──────── Supplied records

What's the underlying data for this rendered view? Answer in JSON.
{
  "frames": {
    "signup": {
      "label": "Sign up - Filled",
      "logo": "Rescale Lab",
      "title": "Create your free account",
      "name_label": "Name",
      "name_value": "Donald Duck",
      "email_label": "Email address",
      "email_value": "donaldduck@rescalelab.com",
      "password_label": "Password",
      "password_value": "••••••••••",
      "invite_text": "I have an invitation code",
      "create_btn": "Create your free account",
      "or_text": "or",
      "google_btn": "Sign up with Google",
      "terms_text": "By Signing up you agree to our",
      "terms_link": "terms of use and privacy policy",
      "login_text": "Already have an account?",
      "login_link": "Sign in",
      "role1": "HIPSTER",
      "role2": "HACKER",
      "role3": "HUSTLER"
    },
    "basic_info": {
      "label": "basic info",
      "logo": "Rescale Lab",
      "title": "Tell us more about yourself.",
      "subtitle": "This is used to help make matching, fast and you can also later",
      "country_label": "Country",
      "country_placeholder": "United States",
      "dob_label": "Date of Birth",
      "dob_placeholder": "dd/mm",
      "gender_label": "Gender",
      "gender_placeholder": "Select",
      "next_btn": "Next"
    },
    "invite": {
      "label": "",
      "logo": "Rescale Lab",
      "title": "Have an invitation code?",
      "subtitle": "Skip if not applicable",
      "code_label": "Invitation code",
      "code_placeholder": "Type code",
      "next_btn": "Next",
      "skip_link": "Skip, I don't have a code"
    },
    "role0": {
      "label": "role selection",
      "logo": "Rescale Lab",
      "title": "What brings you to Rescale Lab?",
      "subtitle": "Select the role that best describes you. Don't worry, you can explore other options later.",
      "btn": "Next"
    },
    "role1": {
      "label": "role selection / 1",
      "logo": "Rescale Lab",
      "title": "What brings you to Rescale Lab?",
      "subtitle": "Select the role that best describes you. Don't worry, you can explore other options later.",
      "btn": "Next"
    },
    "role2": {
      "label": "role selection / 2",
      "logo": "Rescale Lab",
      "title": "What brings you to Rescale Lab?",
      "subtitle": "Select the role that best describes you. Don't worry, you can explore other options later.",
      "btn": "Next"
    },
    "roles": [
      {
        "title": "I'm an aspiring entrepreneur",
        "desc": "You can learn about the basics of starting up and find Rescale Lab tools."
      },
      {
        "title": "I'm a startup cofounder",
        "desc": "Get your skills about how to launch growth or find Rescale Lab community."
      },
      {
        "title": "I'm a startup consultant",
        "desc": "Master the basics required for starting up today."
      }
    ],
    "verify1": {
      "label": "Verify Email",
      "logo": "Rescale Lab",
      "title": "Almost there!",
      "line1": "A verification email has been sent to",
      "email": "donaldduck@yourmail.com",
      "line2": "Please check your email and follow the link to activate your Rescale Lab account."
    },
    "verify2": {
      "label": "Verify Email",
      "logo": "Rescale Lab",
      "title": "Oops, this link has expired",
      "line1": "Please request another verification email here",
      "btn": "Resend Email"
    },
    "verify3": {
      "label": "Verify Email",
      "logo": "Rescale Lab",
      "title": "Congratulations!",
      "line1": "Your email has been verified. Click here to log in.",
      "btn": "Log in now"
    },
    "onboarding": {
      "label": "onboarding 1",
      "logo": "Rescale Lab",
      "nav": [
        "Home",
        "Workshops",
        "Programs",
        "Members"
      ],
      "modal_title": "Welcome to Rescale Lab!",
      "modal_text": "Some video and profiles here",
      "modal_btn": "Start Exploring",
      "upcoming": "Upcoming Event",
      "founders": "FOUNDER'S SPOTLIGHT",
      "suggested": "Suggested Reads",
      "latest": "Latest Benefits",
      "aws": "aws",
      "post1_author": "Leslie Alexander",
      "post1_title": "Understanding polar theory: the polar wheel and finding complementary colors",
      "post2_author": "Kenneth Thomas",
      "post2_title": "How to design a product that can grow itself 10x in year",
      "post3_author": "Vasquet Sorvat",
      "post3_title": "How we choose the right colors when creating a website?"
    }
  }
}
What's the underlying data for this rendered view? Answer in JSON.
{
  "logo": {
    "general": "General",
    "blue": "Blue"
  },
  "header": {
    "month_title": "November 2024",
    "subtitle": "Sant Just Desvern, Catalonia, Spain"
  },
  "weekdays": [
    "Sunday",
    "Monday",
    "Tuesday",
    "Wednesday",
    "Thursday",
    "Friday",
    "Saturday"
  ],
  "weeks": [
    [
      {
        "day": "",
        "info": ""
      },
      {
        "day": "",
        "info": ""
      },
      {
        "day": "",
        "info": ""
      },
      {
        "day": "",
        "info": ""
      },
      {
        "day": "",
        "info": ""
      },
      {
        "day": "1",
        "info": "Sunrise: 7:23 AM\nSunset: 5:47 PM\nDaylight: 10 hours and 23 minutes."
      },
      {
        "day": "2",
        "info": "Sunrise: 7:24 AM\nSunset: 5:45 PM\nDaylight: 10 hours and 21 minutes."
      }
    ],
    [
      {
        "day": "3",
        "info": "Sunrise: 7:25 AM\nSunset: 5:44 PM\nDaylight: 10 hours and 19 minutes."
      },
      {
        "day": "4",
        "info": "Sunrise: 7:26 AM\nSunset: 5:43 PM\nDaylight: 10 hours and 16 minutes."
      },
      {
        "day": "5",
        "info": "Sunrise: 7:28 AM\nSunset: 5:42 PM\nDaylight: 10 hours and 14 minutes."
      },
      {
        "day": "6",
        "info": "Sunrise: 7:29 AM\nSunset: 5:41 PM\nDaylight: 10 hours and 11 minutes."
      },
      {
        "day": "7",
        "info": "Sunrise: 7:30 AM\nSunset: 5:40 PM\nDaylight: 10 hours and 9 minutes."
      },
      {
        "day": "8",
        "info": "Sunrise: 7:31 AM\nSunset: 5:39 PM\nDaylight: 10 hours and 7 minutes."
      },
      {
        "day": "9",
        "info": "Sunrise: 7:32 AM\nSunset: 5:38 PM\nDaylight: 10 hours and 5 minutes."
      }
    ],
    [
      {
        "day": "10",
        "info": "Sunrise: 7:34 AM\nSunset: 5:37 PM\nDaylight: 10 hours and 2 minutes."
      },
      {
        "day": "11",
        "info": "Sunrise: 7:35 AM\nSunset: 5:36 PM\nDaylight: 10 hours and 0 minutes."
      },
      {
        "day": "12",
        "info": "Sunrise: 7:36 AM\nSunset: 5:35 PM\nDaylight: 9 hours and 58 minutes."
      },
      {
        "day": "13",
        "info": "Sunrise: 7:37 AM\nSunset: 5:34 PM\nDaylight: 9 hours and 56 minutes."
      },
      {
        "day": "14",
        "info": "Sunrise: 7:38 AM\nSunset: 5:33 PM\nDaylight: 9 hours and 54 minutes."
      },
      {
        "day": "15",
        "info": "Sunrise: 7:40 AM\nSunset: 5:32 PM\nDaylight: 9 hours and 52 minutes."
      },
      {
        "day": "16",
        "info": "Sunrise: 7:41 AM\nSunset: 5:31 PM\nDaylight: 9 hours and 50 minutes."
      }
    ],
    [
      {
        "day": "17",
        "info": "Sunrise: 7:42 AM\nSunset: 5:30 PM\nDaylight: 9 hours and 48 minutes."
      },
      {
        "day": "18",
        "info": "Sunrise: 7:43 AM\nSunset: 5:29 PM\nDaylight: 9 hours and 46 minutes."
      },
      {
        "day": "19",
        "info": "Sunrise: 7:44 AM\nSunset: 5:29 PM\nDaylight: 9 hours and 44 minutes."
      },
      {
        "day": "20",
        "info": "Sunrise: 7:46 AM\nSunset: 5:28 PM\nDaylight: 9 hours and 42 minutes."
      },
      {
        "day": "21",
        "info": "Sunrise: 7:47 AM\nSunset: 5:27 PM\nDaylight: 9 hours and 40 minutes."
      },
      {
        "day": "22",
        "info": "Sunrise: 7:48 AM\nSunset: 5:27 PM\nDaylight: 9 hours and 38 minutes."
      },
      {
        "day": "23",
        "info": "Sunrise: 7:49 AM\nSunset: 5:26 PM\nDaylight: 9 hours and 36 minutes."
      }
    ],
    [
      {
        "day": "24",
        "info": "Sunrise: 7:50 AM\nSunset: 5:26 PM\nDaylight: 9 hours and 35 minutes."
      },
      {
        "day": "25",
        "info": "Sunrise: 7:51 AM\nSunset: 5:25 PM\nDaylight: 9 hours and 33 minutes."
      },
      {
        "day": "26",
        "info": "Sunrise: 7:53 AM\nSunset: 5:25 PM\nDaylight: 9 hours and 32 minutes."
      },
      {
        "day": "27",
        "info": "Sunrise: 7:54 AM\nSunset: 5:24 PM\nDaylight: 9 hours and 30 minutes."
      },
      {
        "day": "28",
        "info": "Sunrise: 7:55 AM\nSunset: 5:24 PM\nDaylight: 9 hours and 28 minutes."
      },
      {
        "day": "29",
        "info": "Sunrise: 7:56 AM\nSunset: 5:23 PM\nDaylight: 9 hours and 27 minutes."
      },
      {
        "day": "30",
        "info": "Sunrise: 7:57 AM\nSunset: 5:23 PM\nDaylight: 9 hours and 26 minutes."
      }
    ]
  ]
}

────────────────

Set task:
From the data, list each line in which the string "starting" appears.

Answer for the task:
        "desc": "You can learn about the basics of starting up and find Rescale Lab tools."
        "desc": "Master the basics required for starting up today."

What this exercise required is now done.